— Begin Supplied material —
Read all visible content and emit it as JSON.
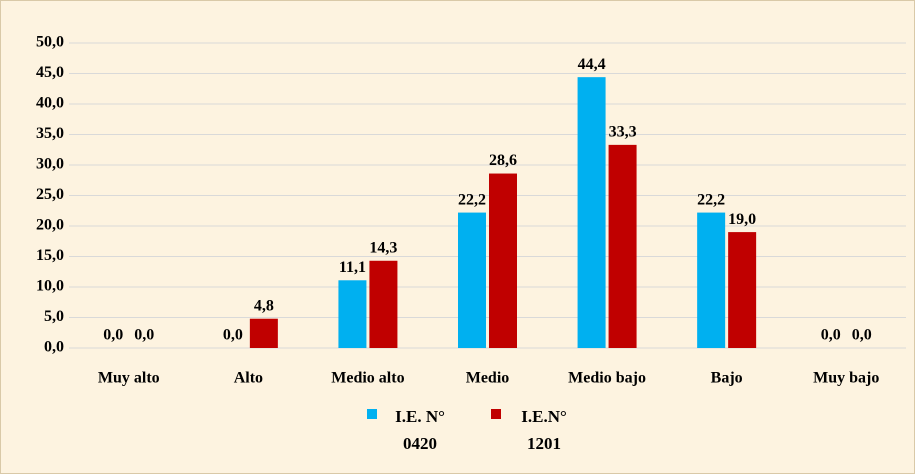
{
  "chart_data": {
    "type": "bar",
    "categories": [
      "Muy alto",
      "Alto",
      "Medio alto",
      "Medio",
      "Medio bajo",
      "Bajo",
      "Muy bajo"
    ],
    "series": [
      {
        "name": "I.E. N° 0420",
        "color": "#00b0f0",
        "values": [
          0,
          0,
          11.1,
          22.2,
          44.4,
          22.2,
          0
        ],
        "value_labels": [
          "0,0",
          "0,0",
          "11,1",
          "22,2",
          "44,4",
          "22,2",
          "0,0"
        ]
      },
      {
        "name": "I.E.N° 1201",
        "color": "#c00000",
        "values": [
          0,
          4.8,
          14.3,
          28.6,
          33.3,
          19.0,
          0
        ],
        "value_labels": [
          "0,0",
          "4,8",
          "14,3",
          "28,6",
          "33,3",
          "19,0",
          "0,0"
        ]
      }
    ],
    "ylim": [
      0,
      50
    ],
    "yticks": [
      {
        "value": 0,
        "label": "0,0"
      },
      {
        "value": 5,
        "label": "5,0"
      },
      {
        "value": 10,
        "label": "10,0"
      },
      {
        "value": 15,
        "label": "15,0"
      },
      {
        "value": 20,
        "label": "20,0"
      },
      {
        "value": 25,
        "label": "25,0"
      },
      {
        "value": 30,
        "label": "30,0"
      },
      {
        "value": 35,
        "label": "35,0"
      },
      {
        "value": 40,
        "label": "40,0"
      },
      {
        "value": 45,
        "label": "45,0"
      },
      {
        "value": 50,
        "label": "50,0"
      }
    ],
    "grid": true,
    "legend": "bottom"
  }
}
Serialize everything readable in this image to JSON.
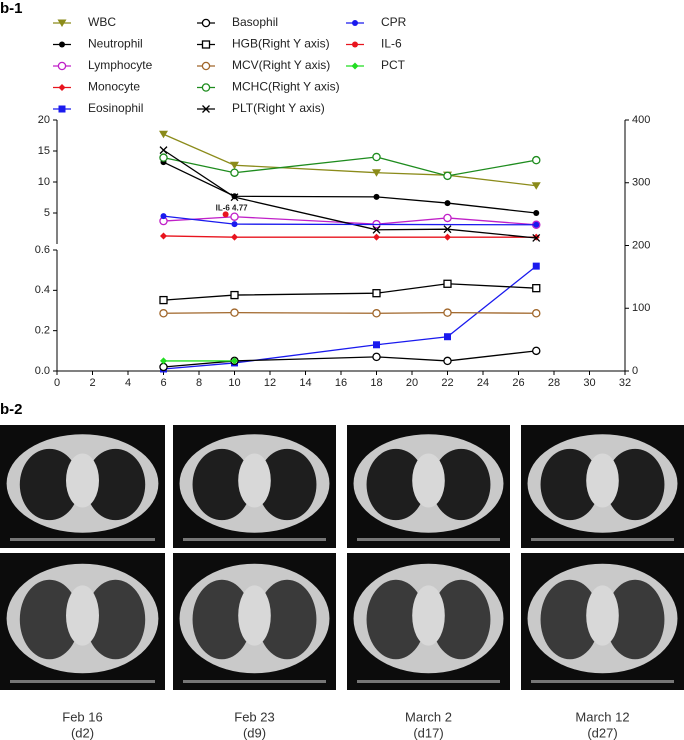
— End Supplied material —
What is needed:
Transcribe every entry word for word, but omit the pictures.

Final result:
Read all visible content and emit it as JSON.
{
  "chart_data": {
    "type": "bar",
    "categories": [
      "Muy alto",
      "Alto",
      "Medio alto",
      "Medio",
      "Medio bajo",
      "Bajo",
      "Muy bajo"
    ],
    "series": [
      {
        "name": "I.E. N° 0420",
        "color": "#00b0f0",
        "values": [
          0,
          0,
          11.1,
          22.2,
          44.4,
          22.2,
          0
        ],
        "value_labels": [
          "0,0",
          "0,0",
          "11,1",
          "22,2",
          "44,4",
          "22,2",
          "0,0"
        ]
      },
      {
        "name": "I.E.N° 1201",
        "color": "#c00000",
        "values": [
          0,
          4.8,
          14.3,
          28.6,
          33.3,
          19.0,
          0
        ],
        "value_labels": [
          "0,0",
          "4,8",
          "14,3",
          "28,6",
          "33,3",
          "19,0",
          "0,0"
        ]
      }
    ],
    "ylim": [
      0,
      50
    ],
    "yticks": [
      {
        "value": 0,
        "label": "0,0"
      },
      {
        "value": 5,
        "label": "5,0"
      },
      {
        "value": 10,
        "label": "10,0"
      },
      {
        "value": 15,
        "label": "15,0"
      },
      {
        "value": 20,
        "label": "20,0"
      },
      {
        "value": 25,
        "label": "25,0"
      },
      {
        "value": 30,
        "label": "30,0"
      },
      {
        "value": 35,
        "label": "35,0"
      },
      {
        "value": 40,
        "label": "40,0"
      },
      {
        "value": 45,
        "label": "45,0"
      },
      {
        "value": 50,
        "label": "50,0"
      }
    ],
    "grid": true,
    "legend": "bottom"
  }
}
Serialize everything readable in this image to JSON.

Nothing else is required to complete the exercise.